● Exercise requirements: Copy out all of the material exactly.

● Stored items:
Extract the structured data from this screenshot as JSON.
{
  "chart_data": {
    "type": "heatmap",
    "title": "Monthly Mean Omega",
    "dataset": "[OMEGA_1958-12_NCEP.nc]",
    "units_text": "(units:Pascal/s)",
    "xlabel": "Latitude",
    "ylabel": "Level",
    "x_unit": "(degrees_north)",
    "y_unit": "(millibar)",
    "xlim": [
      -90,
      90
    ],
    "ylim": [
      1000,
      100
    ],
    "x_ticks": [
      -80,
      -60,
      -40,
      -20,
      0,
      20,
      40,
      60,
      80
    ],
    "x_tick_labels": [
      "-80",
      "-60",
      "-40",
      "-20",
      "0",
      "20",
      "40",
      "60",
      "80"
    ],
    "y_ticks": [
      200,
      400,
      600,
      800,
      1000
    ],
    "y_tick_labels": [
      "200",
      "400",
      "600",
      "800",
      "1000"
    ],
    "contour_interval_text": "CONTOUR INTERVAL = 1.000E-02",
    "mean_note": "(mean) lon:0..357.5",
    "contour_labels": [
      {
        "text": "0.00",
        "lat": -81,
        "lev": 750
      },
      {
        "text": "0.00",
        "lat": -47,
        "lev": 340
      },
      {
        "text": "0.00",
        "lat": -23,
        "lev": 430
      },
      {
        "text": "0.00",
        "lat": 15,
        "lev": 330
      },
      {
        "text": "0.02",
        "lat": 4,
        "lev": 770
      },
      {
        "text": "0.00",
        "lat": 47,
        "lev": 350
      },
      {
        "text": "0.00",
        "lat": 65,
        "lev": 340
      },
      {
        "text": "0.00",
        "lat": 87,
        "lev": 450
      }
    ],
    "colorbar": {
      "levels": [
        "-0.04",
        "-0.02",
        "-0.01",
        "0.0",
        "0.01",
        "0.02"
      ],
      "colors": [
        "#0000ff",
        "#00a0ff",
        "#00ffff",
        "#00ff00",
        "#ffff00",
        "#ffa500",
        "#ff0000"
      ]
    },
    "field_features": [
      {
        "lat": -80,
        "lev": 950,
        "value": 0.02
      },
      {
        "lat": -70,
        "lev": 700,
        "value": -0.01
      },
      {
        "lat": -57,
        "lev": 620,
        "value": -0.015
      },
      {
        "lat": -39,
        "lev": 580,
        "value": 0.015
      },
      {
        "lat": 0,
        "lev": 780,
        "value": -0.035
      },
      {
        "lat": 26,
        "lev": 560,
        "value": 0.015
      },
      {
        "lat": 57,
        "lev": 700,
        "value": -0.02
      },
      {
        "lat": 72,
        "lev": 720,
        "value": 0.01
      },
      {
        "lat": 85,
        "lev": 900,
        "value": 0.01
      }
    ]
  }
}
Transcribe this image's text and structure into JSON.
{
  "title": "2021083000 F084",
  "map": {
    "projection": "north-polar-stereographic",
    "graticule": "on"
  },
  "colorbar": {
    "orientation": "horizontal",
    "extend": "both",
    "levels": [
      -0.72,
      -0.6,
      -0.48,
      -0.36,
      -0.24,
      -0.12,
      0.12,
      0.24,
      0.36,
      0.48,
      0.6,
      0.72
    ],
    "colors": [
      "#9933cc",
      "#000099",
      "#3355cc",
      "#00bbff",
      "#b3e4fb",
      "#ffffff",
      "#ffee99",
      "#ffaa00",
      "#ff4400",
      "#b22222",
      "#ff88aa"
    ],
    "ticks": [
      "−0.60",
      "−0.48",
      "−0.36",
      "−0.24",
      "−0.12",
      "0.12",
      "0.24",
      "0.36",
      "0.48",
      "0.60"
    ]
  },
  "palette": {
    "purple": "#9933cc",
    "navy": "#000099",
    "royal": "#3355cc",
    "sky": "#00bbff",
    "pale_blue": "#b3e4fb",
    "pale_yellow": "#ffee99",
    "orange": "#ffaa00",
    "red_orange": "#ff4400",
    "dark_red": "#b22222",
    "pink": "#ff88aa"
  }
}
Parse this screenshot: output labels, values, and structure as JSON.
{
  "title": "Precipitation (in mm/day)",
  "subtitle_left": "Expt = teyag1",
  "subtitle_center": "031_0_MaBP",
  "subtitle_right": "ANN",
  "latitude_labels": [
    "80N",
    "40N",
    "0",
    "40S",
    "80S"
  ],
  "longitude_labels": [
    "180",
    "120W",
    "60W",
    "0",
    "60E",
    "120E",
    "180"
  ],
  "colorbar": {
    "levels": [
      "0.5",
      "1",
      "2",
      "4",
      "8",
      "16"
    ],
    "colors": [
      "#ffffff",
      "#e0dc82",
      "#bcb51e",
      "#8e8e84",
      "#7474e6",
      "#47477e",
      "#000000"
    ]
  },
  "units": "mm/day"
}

● Full answer:
Extract the structured data from this screenshot as JSON.
{
  "chart_data": {
    "type": "heatmap",
    "title": "Monthly Mean Omega",
    "dataset": "[OMEGA_1958-12_NCEP.nc]",
    "units_text": "(units:Pascal/s)",
    "xlabel": "Latitude",
    "ylabel": "Level",
    "x_unit": "(degrees_north)",
    "y_unit": "(millibar)",
    "xlim": [
      -90,
      90
    ],
    "ylim": [
      1000,
      100
    ],
    "x_ticks": [
      -80,
      -60,
      -40,
      -20,
      0,
      20,
      40,
      60,
      80
    ],
    "x_tick_labels": [
      "-80",
      "-60",
      "-40",
      "-20",
      "0",
      "20",
      "40",
      "60",
      "80"
    ],
    "y_ticks": [
      200,
      400,
      600,
      800,
      1000
    ],
    "y_tick_labels": [
      "200",
      "400",
      "600",
      "800",
      "1000"
    ],
    "contour_interval_text": "CONTOUR INTERVAL = 1.000E-02",
    "mean_note": "(mean) lon:0..357.5",
    "contour_labels": [
      {
        "text": "0.00",
        "lat": -81,
        "lev": 750
      },
      {
        "text": "0.00",
        "lat": -47,
        "lev": 340
      },
      {
        "text": "0.00",
        "lat": -23,
        "lev": 430
      },
      {
        "text": "0.00",
        "lat": 15,
        "lev": 330
      },
      {
        "text": "0.02",
        "lat": 4,
        "lev": 770
      },
      {
        "text": "0.00",
        "lat": 47,
        "lev": 350
      },
      {
        "text": "0.00",
        "lat": 65,
        "lev": 340
      },
      {
        "text": "0.00",
        "lat": 87,
        "lev": 450
      }
    ],
    "colorbar": {
      "levels": [
        "-0.04",
        "-0.02",
        "-0.01",
        "0.0",
        "0.01",
        "0.02"
      ],
      "colors": [
        "#0000ff",
        "#00a0ff",
        "#00ffff",
        "#00ff00",
        "#ffff00",
        "#ffa500",
        "#ff0000"
      ]
    },
    "field_features": [
      {
        "lat": -80,
        "lev": 950,
        "value": 0.02
      },
      {
        "lat": -70,
        "lev": 700,
        "value": -0.01
      },
      {
        "lat": -57,
        "lev": 620,
        "value": -0.015
      },
      {
        "lat": -39,
        "lev": 580,
        "value": 0.015
      },
      {
        "lat": 0,
        "lev": 780,
        "value": -0.035
      },
      {
        "lat": 26,
        "lev": 560,
        "value": 0.015
      },
      {
        "lat": 57,
        "lev": 700,
        "value": -0.02
      },
      {
        "lat": 72,
        "lev": 720,
        "value": 0.01
      },
      {
        "lat": 85,
        "lev": 900,
        "value": 0.01
      }
    ]
  }
}
Transcribe this image's text and structure into JSON.
{
  "title": "2021083000 F084",
  "map": {
    "projection": "north-polar-stereographic",
    "graticule": "on"
  },
  "colorbar": {
    "orientation": "horizontal",
    "extend": "both",
    "levels": [
      -0.72,
      -0.6,
      -0.48,
      -0.36,
      -0.24,
      -0.12,
      0.12,
      0.24,
      0.36,
      0.48,
      0.6,
      0.72
    ],
    "colors": [
      "#9933cc",
      "#000099",
      "#3355cc",
      "#00bbff",
      "#b3e4fb",
      "#ffffff",
      "#ffee99",
      "#ffaa00",
      "#ff4400",
      "#b22222",
      "#ff88aa"
    ],
    "ticks": [
      "−0.60",
      "−0.48",
      "−0.36",
      "−0.24",
      "−0.12",
      "0.12",
      "0.24",
      "0.36",
      "0.48",
      "0.60"
    ]
  },
  "palette": {
    "purple": "#9933cc",
    "navy": "#000099",
    "royal": "#3355cc",
    "sky": "#00bbff",
    "pale_blue": "#b3e4fb",
    "pale_yellow": "#ffee99",
    "orange": "#ffaa00",
    "red_orange": "#ff4400",
    "dark_red": "#b22222",
    "pink": "#ff88aa"
  }
}
Parse this screenshot: output labels, values, and structure as JSON.
{
  "title": "Precipitation (in mm/day)",
  "subtitle_left": "Expt = teyag1",
  "subtitle_center": "031_0_MaBP",
  "subtitle_right": "ANN",
  "latitude_labels": [
    "80N",
    "40N",
    "0",
    "40S",
    "80S"
  ],
  "longitude_labels": [
    "180",
    "120W",
    "60W",
    "0",
    "60E",
    "120E",
    "180"
  ],
  "colorbar": {
    "levels": [
      "0.5",
      "1",
      "2",
      "4",
      "8",
      "16"
    ],
    "colors": [
      "#ffffff",
      "#e0dc82",
      "#bcb51e",
      "#8e8e84",
      "#7474e6",
      "#47477e",
      "#000000"
    ]
  },
  "units": "mm/day"
}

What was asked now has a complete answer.